INPUT ROWS:
--- start ---
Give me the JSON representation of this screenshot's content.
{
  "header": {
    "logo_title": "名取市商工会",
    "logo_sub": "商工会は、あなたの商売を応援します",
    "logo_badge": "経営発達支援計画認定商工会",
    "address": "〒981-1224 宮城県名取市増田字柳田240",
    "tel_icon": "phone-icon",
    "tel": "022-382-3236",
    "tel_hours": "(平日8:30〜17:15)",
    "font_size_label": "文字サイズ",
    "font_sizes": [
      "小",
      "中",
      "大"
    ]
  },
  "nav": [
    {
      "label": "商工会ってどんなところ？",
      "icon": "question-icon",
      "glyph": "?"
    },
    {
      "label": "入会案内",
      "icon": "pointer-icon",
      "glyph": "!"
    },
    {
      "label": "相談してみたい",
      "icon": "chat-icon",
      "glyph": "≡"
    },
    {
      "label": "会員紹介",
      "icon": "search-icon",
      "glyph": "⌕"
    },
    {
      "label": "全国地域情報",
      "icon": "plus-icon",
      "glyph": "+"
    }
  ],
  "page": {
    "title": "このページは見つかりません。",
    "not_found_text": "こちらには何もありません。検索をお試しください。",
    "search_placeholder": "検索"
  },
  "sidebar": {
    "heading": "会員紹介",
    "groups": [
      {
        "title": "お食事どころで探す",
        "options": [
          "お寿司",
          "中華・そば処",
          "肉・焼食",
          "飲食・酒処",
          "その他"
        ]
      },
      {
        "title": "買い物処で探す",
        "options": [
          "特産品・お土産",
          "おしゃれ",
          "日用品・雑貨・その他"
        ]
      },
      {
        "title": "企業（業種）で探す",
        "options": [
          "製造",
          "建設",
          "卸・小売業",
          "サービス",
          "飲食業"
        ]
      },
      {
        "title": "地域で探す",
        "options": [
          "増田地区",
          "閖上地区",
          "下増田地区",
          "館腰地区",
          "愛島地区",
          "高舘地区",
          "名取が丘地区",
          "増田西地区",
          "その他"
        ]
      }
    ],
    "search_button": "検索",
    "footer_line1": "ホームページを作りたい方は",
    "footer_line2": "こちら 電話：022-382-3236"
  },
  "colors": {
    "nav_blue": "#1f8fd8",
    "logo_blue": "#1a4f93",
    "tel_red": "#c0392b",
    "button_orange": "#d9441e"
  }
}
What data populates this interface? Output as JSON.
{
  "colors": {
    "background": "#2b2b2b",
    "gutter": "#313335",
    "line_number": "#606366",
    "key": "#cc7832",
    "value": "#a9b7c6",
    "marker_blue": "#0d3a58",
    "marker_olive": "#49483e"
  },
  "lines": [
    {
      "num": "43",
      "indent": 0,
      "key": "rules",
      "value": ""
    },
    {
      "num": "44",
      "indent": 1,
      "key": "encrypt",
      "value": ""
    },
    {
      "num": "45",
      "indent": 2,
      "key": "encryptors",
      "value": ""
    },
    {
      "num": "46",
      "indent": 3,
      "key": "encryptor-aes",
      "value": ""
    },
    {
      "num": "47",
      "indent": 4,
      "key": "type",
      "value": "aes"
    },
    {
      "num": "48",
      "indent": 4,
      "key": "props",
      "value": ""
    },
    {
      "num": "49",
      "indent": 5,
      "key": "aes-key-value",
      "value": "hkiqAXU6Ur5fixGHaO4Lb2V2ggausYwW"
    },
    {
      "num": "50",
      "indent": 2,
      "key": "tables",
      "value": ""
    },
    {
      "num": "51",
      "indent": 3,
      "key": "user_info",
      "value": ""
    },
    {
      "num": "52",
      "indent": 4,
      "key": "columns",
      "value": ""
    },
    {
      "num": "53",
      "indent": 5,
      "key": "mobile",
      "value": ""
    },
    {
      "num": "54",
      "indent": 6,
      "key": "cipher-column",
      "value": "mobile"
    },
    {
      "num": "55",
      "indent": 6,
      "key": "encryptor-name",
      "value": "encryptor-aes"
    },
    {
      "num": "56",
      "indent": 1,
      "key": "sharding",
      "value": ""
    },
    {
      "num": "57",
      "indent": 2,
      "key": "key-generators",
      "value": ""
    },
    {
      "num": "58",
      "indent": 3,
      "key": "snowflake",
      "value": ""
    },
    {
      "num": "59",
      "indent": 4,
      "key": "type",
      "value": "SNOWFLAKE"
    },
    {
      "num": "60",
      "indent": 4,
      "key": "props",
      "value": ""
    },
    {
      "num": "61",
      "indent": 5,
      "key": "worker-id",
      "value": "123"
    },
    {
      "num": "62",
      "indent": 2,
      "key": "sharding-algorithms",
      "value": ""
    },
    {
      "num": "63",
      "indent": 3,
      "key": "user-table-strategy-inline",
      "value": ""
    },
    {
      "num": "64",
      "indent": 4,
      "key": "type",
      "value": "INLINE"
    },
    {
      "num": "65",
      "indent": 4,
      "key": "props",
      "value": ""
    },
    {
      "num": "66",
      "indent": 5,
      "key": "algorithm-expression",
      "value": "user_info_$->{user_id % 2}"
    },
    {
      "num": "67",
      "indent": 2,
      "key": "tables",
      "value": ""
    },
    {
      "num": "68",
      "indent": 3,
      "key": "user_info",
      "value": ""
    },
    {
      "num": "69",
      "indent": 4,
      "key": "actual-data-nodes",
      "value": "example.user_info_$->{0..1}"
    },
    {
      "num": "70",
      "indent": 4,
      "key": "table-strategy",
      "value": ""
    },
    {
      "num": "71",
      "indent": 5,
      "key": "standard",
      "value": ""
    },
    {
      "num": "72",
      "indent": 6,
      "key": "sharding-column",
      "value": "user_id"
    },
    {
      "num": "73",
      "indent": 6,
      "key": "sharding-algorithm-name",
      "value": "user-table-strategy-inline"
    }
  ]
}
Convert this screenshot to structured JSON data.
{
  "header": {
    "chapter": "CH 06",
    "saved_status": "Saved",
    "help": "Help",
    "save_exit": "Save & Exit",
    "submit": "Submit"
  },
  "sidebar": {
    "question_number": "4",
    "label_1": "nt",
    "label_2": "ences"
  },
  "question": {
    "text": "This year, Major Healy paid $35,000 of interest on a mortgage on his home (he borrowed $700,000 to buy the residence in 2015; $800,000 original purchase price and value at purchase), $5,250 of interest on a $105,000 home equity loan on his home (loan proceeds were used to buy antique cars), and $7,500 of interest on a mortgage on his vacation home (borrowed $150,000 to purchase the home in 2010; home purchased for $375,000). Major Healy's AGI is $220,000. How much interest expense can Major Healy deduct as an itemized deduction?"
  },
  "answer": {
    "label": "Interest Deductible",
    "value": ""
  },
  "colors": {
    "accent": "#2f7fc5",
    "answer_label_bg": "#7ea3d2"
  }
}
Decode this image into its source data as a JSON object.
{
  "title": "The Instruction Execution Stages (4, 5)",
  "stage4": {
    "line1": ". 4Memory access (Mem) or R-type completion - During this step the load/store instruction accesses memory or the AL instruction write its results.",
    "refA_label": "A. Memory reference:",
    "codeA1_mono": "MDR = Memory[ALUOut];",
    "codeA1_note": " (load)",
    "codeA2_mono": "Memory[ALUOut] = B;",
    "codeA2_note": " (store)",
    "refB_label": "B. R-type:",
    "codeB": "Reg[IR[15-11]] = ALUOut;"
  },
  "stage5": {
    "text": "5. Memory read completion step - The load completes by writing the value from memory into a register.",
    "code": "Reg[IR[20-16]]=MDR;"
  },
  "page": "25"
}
--- end ---
Exactly reproduce every record.

FINISHED ANSWER:
Give me the JSON representation of this screenshot's content.
{
  "header": {
    "logo_title": "名取市商工会",
    "logo_sub": "商工会は、あなたの商売を応援します",
    "logo_badge": "経営発達支援計画認定商工会",
    "address": "〒981-1224 宮城県名取市増田字柳田240",
    "tel_icon": "phone-icon",
    "tel": "022-382-3236",
    "tel_hours": "(平日8:30〜17:15)",
    "font_size_label": "文字サイズ",
    "font_sizes": [
      "小",
      "中",
      "大"
    ]
  },
  "nav": [
    {
      "label": "商工会ってどんなところ？",
      "icon": "question-icon",
      "glyph": "?"
    },
    {
      "label": "入会案内",
      "icon": "pointer-icon",
      "glyph": "!"
    },
    {
      "label": "相談してみたい",
      "icon": "chat-icon",
      "glyph": "≡"
    },
    {
      "label": "会員紹介",
      "icon": "search-icon",
      "glyph": "⌕"
    },
    {
      "label": "全国地域情報",
      "icon": "plus-icon",
      "glyph": "+"
    }
  ],
  "page": {
    "title": "このページは見つかりません。",
    "not_found_text": "こちらには何もありません。検索をお試しください。",
    "search_placeholder": "検索"
  },
  "sidebar": {
    "heading": "会員紹介",
    "groups": [
      {
        "title": "お食事どころで探す",
        "options": [
          "お寿司",
          "中華・そば処",
          "肉・焼食",
          "飲食・酒処",
          "その他"
        ]
      },
      {
        "title": "買い物処で探す",
        "options": [
          "特産品・お土産",
          "おしゃれ",
          "日用品・雑貨・その他"
        ]
      },
      {
        "title": "企業（業種）で探す",
        "options": [
          "製造",
          "建設",
          "卸・小売業",
          "サービス",
          "飲食業"
        ]
      },
      {
        "title": "地域で探す",
        "options": [
          "増田地区",
          "閖上地区",
          "下増田地区",
          "館腰地区",
          "愛島地区",
          "高舘地区",
          "名取が丘地区",
          "増田西地区",
          "その他"
        ]
      }
    ],
    "search_button": "検索",
    "footer_line1": "ホームページを作りたい方は",
    "footer_line2": "こちら 電話：022-382-3236"
  },
  "colors": {
    "nav_blue": "#1f8fd8",
    "logo_blue": "#1a4f93",
    "tel_red": "#c0392b",
    "button_orange": "#d9441e"
  }
}
What data populates this interface? Output as JSON.
{
  "colors": {
    "background": "#2b2b2b",
    "gutter": "#313335",
    "line_number": "#606366",
    "key": "#cc7832",
    "value": "#a9b7c6",
    "marker_blue": "#0d3a58",
    "marker_olive": "#49483e"
  },
  "lines": [
    {
      "num": "43",
      "indent": 0,
      "key": "rules",
      "value": ""
    },
    {
      "num": "44",
      "indent": 1,
      "key": "encrypt",
      "value": ""
    },
    {
      "num": "45",
      "indent": 2,
      "key": "encryptors",
      "value": ""
    },
    {
      "num": "46",
      "indent": 3,
      "key": "encryptor-aes",
      "value": ""
    },
    {
      "num": "47",
      "indent": 4,
      "key": "type",
      "value": "aes"
    },
    {
      "num": "48",
      "indent": 4,
      "key": "props",
      "value": ""
    },
    {
      "num": "49",
      "indent": 5,
      "key": "aes-key-value",
      "value": "hkiqAXU6Ur5fixGHaO4Lb2V2ggausYwW"
    },
    {
      "num": "50",
      "indent": 2,
      "key": "tables",
      "value": ""
    },
    {
      "num": "51",
      "indent": 3,
      "key": "user_info",
      "value": ""
    },
    {
      "num": "52",
      "indent": 4,
      "key": "columns",
      "value": ""
    },
    {
      "num": "53",
      "indent": 5,
      "key": "mobile",
      "value": ""
    },
    {
      "num": "54",
      "indent": 6,
      "key": "cipher-column",
      "value": "mobile"
    },
    {
      "num": "55",
      "indent": 6,
      "key": "encryptor-name",
      "value": "encryptor-aes"
    },
    {
      "num": "56",
      "indent": 1,
      "key": "sharding",
      "value": ""
    },
    {
      "num": "57",
      "indent": 2,
      "key": "key-generators",
      "value": ""
    },
    {
      "num": "58",
      "indent": 3,
      "key": "snowflake",
      "value": ""
    },
    {
      "num": "59",
      "indent": 4,
      "key": "type",
      "value": "SNOWFLAKE"
    },
    {
      "num": "60",
      "indent": 4,
      "key": "props",
      "value": ""
    },
    {
      "num": "61",
      "indent": 5,
      "key": "worker-id",
      "value": "123"
    },
    {
      "num": "62",
      "indent": 2,
      "key": "sharding-algorithms",
      "value": ""
    },
    {
      "num": "63",
      "indent": 3,
      "key": "user-table-strategy-inline",
      "value": ""
    },
    {
      "num": "64",
      "indent": 4,
      "key": "type",
      "value": "INLINE"
    },
    {
      "num": "65",
      "indent": 4,
      "key": "props",
      "value": ""
    },
    {
      "num": "66",
      "indent": 5,
      "key": "algorithm-expression",
      "value": "user_info_$->{user_id % 2}"
    },
    {
      "num": "67",
      "indent": 2,
      "key": "tables",
      "value": ""
    },
    {
      "num": "68",
      "indent": 3,
      "key": "user_info",
      "value": ""
    },
    {
      "num": "69",
      "indent": 4,
      "key": "actual-data-nodes",
      "value": "example.user_info_$->{0..1}"
    },
    {
      "num": "70",
      "indent": 4,
      "key": "table-strategy",
      "value": ""
    },
    {
      "num": "71",
      "indent": 5,
      "key": "standard",
      "value": ""
    },
    {
      "num": "72",
      "indent": 6,
      "key": "sharding-column",
      "value": "user_id"
    },
    {
      "num": "73",
      "indent": 6,
      "key": "sharding-algorithm-name",
      "value": "user-table-strategy-inline"
    }
  ]
}
Convert this screenshot to structured JSON data.
{
  "header": {
    "chapter": "CH 06",
    "saved_status": "Saved",
    "help": "Help",
    "save_exit": "Save & Exit",
    "submit": "Submit"
  },
  "sidebar": {
    "question_number": "4",
    "label_1": "nt",
    "label_2": "ences"
  },
  "question": {
    "text": "This year, Major Healy paid $35,000 of interest on a mortgage on his home (he borrowed $700,000 to buy the residence in 2015; $800,000 original purchase price and value at purchase), $5,250 of interest on a $105,000 home equity loan on his home (loan proceeds were used to buy antique cars), and $7,500 of interest on a mortgage on his vacation home (borrowed $150,000 to purchase the home in 2010; home purchased for $375,000). Major Healy's AGI is $220,000. How much interest expense can Major Healy deduct as an itemized deduction?"
  },
  "answer": {
    "label": "Interest Deductible",
    "value": ""
  },
  "colors": {
    "accent": "#2f7fc5",
    "answer_label_bg": "#7ea3d2"
  }
}
Decode this image into its source data as a JSON object.
{
  "title": "The Instruction Execution Stages (4, 5)",
  "stage4": {
    "line1": ". 4Memory access (Mem) or R-type completion - During this step the load/store instruction accesses memory or the AL instruction write its results.",
    "refA_label": "A. Memory reference:",
    "codeA1_mono": "MDR = Memory[ALUOut];",
    "codeA1_note": " (load)",
    "codeA2_mono": "Memory[ALUOut] = B;",
    "codeA2_note": " (store)",
    "refB_label": "B. R-type:",
    "codeB": "Reg[IR[15-11]] = ALUOut;"
  },
  "stage5": {
    "text": "5. Memory read completion step - The load completes by writing the value from memory into a register.",
    "code": "Reg[IR[20-16]]=MDR;"
  },
  "page": "25"
}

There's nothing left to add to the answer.